───── RECORDS FOR PROCESSING

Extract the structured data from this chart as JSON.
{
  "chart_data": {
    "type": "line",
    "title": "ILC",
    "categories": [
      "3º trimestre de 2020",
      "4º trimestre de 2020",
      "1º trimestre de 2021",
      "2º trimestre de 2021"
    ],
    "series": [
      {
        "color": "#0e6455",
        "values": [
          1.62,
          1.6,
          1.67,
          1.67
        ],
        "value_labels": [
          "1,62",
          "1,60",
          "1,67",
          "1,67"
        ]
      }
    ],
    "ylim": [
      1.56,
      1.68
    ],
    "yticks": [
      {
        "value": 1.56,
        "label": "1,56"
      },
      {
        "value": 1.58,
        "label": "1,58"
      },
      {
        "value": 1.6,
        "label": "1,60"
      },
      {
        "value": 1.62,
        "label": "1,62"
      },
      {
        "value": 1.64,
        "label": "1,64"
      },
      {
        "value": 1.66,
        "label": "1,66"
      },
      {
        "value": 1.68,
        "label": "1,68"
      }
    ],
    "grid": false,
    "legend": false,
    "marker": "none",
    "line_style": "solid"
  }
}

──────────
───── RECORDS FOR PROCESSING

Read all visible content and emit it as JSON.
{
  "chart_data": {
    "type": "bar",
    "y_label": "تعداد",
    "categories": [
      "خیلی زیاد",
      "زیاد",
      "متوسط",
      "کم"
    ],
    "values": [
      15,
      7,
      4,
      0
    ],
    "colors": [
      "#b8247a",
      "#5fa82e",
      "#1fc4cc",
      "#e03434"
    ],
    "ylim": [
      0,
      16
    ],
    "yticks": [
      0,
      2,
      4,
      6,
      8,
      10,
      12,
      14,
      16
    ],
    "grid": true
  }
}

──────────

Select the lines that carry the string "trimestre" and copy them.

EXERCISE SOLUTION
      "3º trimestre de 2020",
      "4º trimestre de 2020",
      "1º trimestre de 2021",
      "2º trimestre de 2021"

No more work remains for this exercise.